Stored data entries
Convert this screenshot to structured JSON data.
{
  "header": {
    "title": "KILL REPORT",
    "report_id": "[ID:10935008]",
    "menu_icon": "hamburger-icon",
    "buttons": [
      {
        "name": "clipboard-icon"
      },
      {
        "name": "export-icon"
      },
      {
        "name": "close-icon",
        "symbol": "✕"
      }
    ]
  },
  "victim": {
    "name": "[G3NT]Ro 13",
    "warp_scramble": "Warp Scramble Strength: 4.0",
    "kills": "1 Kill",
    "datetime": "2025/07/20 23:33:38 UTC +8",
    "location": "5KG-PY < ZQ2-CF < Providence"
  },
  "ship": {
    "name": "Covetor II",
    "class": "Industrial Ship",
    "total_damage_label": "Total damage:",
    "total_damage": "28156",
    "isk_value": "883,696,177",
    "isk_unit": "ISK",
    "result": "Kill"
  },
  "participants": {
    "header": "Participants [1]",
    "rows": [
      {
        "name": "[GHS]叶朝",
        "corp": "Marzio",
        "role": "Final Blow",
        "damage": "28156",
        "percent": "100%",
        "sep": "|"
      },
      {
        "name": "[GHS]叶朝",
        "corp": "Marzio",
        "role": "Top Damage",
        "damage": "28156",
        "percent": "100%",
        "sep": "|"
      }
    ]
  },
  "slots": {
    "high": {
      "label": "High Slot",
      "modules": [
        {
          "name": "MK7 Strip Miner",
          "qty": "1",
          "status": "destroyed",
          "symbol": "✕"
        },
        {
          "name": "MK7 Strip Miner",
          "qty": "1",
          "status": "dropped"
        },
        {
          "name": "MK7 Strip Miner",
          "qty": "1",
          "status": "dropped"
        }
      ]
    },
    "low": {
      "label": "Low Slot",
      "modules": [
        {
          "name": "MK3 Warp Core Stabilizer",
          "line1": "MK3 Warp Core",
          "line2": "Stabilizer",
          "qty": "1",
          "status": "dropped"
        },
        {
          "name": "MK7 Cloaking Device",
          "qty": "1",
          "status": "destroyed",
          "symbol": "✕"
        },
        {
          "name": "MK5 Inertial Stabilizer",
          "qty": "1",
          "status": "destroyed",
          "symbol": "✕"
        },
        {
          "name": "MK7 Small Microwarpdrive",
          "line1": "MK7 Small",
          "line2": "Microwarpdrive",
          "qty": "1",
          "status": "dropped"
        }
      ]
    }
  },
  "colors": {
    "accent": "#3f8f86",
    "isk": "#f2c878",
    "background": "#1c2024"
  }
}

** WRITTEN PROBLEM **
Reply with nothing but a number: how many lines of the entries above contain the string "Core"?

** SOLUTION BELOW **
2